* [Directions for this task]
Search the material for the word "name" and copy each line that holds it.

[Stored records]
++++

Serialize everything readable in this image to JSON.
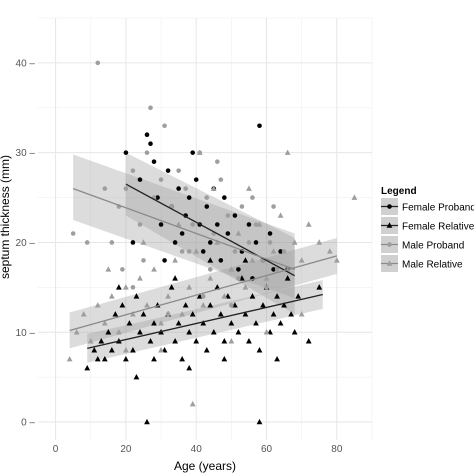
{
  "chart_data": {
    "type": "scatter",
    "xlabel": "Age (years)",
    "ylabel": "septum thickness (mm)",
    "xlim": [
      -5,
      90
    ],
    "ylim": [
      -2,
      45
    ],
    "x_ticks": [
      0,
      20,
      40,
      60,
      80
    ],
    "y_ticks": [
      0,
      10,
      20,
      30,
      40
    ],
    "x_tick_labels": [
      "0",
      "20",
      "40",
      "60",
      "80"
    ],
    "y_tick_labels": [
      "0 –",
      "10 –",
      "20 –",
      "30 –",
      "40 –"
    ],
    "grid": true,
    "legend_position": "right",
    "legend_title": "Legend",
    "series": [
      {
        "name": "Female Proband",
        "color": "#000000",
        "marker": "circle",
        "fit": {
          "x": [
            20,
            68
          ],
          "y": [
            26.5,
            16.3
          ],
          "ci_upper": [
            30.0,
            20.5
          ],
          "ci_lower": [
            23.0,
            12.0
          ]
        },
        "points": [
          [
            20,
            30
          ],
          [
            24,
            27
          ],
          [
            26,
            32
          ],
          [
            27,
            31
          ],
          [
            28,
            29
          ],
          [
            29,
            25
          ],
          [
            30,
            22
          ],
          [
            32,
            28
          ],
          [
            33,
            24
          ],
          [
            35,
            26
          ],
          [
            37,
            23
          ],
          [
            38,
            25
          ],
          [
            40,
            27
          ],
          [
            41,
            22
          ],
          [
            43,
            24
          ],
          [
            44,
            20
          ],
          [
            46,
            22
          ],
          [
            48,
            25
          ],
          [
            49,
            21
          ],
          [
            51,
            23
          ],
          [
            53,
            19
          ],
          [
            55,
            22
          ],
          [
            57,
            20
          ],
          [
            58,
            33
          ],
          [
            59,
            18
          ],
          [
            61,
            21
          ],
          [
            62,
            17
          ],
          [
            64,
            19
          ],
          [
            66,
            17
          ],
          [
            22,
            20
          ],
          [
            31,
            18
          ],
          [
            36,
            21
          ],
          [
            42,
            19
          ],
          [
            47,
            18
          ],
          [
            52,
            17
          ],
          [
            56,
            16
          ],
          [
            45,
            26
          ],
          [
            39,
            30
          ],
          [
            34,
            20
          ]
        ]
      },
      {
        "name": "Female Relative",
        "color": "#000000",
        "marker": "triangle",
        "fit": {
          "x": [
            9,
            76
          ],
          "y": [
            8.2,
            14.2
          ],
          "ci_upper": [
            9.8,
            15.8
          ],
          "ci_lower": [
            6.6,
            12.6
          ]
        },
        "points": [
          [
            9,
            6
          ],
          [
            11,
            8
          ],
          [
            12,
            7
          ],
          [
            13,
            9
          ],
          [
            14,
            7
          ],
          [
            15,
            10
          ],
          [
            16,
            8
          ],
          [
            17,
            12
          ],
          [
            18,
            9
          ],
          [
            19,
            13
          ],
          [
            20,
            7
          ],
          [
            21,
            11
          ],
          [
            22,
            8
          ],
          [
            23,
            14
          ],
          [
            24,
            10
          ],
          [
            25,
            12
          ],
          [
            26,
            0
          ],
          [
            27,
            9
          ],
          [
            28,
            11
          ],
          [
            29,
            13
          ],
          [
            30,
            10
          ],
          [
            31,
            8
          ],
          [
            32,
            12
          ],
          [
            33,
            15
          ],
          [
            34,
            9
          ],
          [
            35,
            11
          ],
          [
            36,
            7
          ],
          [
            37,
            13
          ],
          [
            38,
            10
          ],
          [
            39,
            12
          ],
          [
            40,
            9
          ],
          [
            41,
            14
          ],
          [
            42,
            11
          ],
          [
            43,
            8
          ],
          [
            44,
            13
          ],
          [
            45,
            10
          ],
          [
            46,
            15
          ],
          [
            47,
            12
          ],
          [
            48,
            9
          ],
          [
            49,
            14
          ],
          [
            50,
            11
          ],
          [
            51,
            13
          ],
          [
            52,
            10
          ],
          [
            53,
            16
          ],
          [
            54,
            12
          ],
          [
            55,
            9
          ],
          [
            56,
            14
          ],
          [
            57,
            11
          ],
          [
            58,
            0
          ],
          [
            59,
            13
          ],
          [
            60,
            15
          ],
          [
            61,
            10
          ],
          [
            62,
            12
          ],
          [
            63,
            14
          ],
          [
            64,
            11
          ],
          [
            65,
            13
          ],
          [
            66,
            16
          ],
          [
            67,
            12
          ],
          [
            69,
            14
          ],
          [
            72,
            9
          ],
          [
            75,
            15
          ],
          [
            18,
            15
          ],
          [
            28,
            7
          ],
          [
            38,
            6
          ],
          [
            48,
            7
          ],
          [
            58,
            8
          ],
          [
            68,
            10
          ],
          [
            44,
            18
          ],
          [
            34,
            16
          ],
          [
            54,
            18
          ],
          [
            23,
            5
          ],
          [
            63,
            7
          ]
        ]
      },
      {
        "name": "Male Proband",
        "color": "#9e9e9e",
        "marker": "circle",
        "fit": {
          "x": [
            5,
            68
          ],
          "y": [
            26.0,
            17.0
          ],
          "ci_upper": [
            29.8,
            21.0
          ],
          "ci_lower": [
            22.5,
            13.8
          ]
        },
        "points": [
          [
            5,
            21
          ],
          [
            12,
            40
          ],
          [
            14,
            26
          ],
          [
            18,
            24
          ],
          [
            20,
            26
          ],
          [
            22,
            28
          ],
          [
            24,
            22
          ],
          [
            26,
            30
          ],
          [
            28,
            25
          ],
          [
            30,
            27
          ],
          [
            31,
            33
          ],
          [
            33,
            24
          ],
          [
            35,
            28
          ],
          [
            37,
            26
          ],
          [
            39,
            22
          ],
          [
            41,
            30
          ],
          [
            43,
            25
          ],
          [
            45,
            21
          ],
          [
            47,
            27
          ],
          [
            49,
            23
          ],
          [
            51,
            19
          ],
          [
            53,
            24
          ],
          [
            55,
            20
          ],
          [
            57,
            22
          ],
          [
            59,
            18
          ],
          [
            61,
            20
          ],
          [
            63,
            17
          ],
          [
            65,
            19
          ],
          [
            16,
            20
          ],
          [
            25,
            18
          ],
          [
            36,
            19
          ],
          [
            44,
            17
          ],
          [
            52,
            16
          ],
          [
            60,
            15
          ],
          [
            32,
            12
          ],
          [
            42,
            14
          ],
          [
            50,
            13
          ],
          [
            22,
            15
          ],
          [
            27,
            35
          ],
          [
            9,
            20
          ],
          [
            46,
            29
          ],
          [
            56,
            25
          ],
          [
            62,
            24
          ],
          [
            38,
            19
          ],
          [
            19,
            17
          ]
        ]
      },
      {
        "name": "Male Relative",
        "color": "#9e9e9e",
        "marker": "triangle",
        "fit": {
          "x": [
            4,
            80
          ],
          "y": [
            10.2,
            18.5
          ],
          "ci_upper": [
            12.2,
            20.5
          ],
          "ci_lower": [
            8.2,
            16.5
          ]
        },
        "points": [
          [
            4,
            7
          ],
          [
            6,
            10
          ],
          [
            8,
            12
          ],
          [
            10,
            9
          ],
          [
            12,
            13
          ],
          [
            14,
            11
          ],
          [
            16,
            14
          ],
          [
            18,
            10
          ],
          [
            20,
            15
          ],
          [
            22,
            12
          ],
          [
            24,
            16
          ],
          [
            26,
            13
          ],
          [
            28,
            17
          ],
          [
            30,
            11
          ],
          [
            32,
            14
          ],
          [
            34,
            18
          ],
          [
            36,
            12
          ],
          [
            38,
            15
          ],
          [
            40,
            19
          ],
          [
            42,
            13
          ],
          [
            44,
            16
          ],
          [
            46,
            20
          ],
          [
            48,
            14
          ],
          [
            50,
            17
          ],
          [
            52,
            21
          ],
          [
            54,
            15
          ],
          [
            56,
            18
          ],
          [
            58,
            22
          ],
          [
            60,
            16
          ],
          [
            62,
            19
          ],
          [
            64,
            23
          ],
          [
            66,
            17
          ],
          [
            68,
            20
          ],
          [
            70,
            18
          ],
          [
            72,
            22
          ],
          [
            75,
            20
          ],
          [
            78,
            19
          ],
          [
            80,
            18
          ],
          [
            85,
            25
          ],
          [
            66,
            30
          ],
          [
            41,
            30
          ],
          [
            39,
            2
          ],
          [
            20,
            8
          ],
          [
            30,
            8
          ],
          [
            50,
            9
          ],
          [
            60,
            10
          ],
          [
            70,
            12
          ],
          [
            45,
            26
          ],
          [
            15,
            17
          ],
          [
            25,
            20
          ],
          [
            35,
            22
          ],
          [
            55,
            26
          ]
        ]
      }
    ]
  }
}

++++

* [Task output]
        "name": "Female Proband",
        "name": "Female Relative",
        "name": "Male Proband",
        "name": "Male Relative",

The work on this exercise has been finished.